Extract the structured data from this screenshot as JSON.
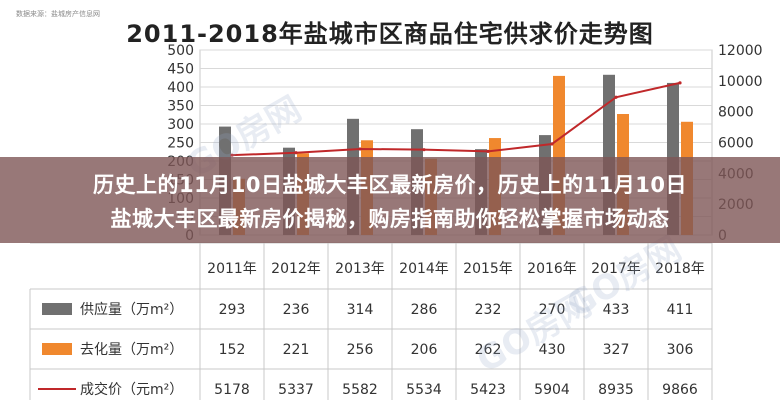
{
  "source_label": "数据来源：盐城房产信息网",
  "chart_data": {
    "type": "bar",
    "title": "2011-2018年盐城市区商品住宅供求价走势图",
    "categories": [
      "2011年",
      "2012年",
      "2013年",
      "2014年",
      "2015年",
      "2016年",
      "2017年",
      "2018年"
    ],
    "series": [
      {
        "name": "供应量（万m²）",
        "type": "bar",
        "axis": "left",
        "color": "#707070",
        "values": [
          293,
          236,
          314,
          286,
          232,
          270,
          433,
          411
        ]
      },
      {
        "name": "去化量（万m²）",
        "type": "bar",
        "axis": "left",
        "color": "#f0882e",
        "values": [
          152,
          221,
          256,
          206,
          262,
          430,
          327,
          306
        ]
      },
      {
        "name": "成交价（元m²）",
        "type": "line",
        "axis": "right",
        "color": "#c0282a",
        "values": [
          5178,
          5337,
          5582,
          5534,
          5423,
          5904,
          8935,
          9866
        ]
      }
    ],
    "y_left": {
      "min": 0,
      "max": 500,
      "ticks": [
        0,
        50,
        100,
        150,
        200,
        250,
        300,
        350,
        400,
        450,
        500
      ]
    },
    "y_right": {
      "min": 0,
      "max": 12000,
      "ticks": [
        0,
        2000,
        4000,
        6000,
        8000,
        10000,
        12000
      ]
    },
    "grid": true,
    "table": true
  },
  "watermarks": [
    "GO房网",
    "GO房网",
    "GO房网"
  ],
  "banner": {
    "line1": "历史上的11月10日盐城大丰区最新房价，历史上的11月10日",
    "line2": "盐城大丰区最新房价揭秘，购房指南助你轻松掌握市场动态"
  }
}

###

§ **REQUEST**
Write the listing out a second time exactly, dropping all images.

§ **WRITTEN ANSWER**
Extract the structured data from this screenshot as JSON.
{
  "source_label": "数据来源：盐城房产信息网",
  "chart_data": {
    "type": "bar",
    "title": "2011-2018年盐城市区商品住宅供求价走势图",
    "categories": [
      "2011年",
      "2012年",
      "2013年",
      "2014年",
      "2015年",
      "2016年",
      "2017年",
      "2018年"
    ],
    "series": [
      {
        "name": "供应量（万m²）",
        "type": "bar",
        "axis": "left",
        "color": "#707070",
        "values": [
          293,
          236,
          314,
          286,
          232,
          270,
          433,
          411
        ]
      },
      {
        "name": "去化量（万m²）",
        "type": "bar",
        "axis": "left",
        "color": "#f0882e",
        "values": [
          152,
          221,
          256,
          206,
          262,
          430,
          327,
          306
        ]
      },
      {
        "name": "成交价（元m²）",
        "type": "line",
        "axis": "right",
        "color": "#c0282a",
        "values": [
          5178,
          5337,
          5582,
          5534,
          5423,
          5904,
          8935,
          9866
        ]
      }
    ],
    "y_left": {
      "min": 0,
      "max": 500,
      "ticks": [
        0,
        50,
        100,
        150,
        200,
        250,
        300,
        350,
        400,
        450,
        500
      ]
    },
    "y_right": {
      "min": 0,
      "max": 12000,
      "ticks": [
        0,
        2000,
        4000,
        6000,
        8000,
        10000,
        12000
      ]
    },
    "grid": true,
    "table": true
  },
  "watermarks": [
    "GO房网",
    "GO房网",
    "GO房网"
  ],
  "banner": {
    "line1": "历史上的11月10日盐城大丰区最新房价，历史上的11月10日",
    "line2": "盐城大丰区最新房价揭秘，购房指南助你轻松掌握市场动态"
  }
}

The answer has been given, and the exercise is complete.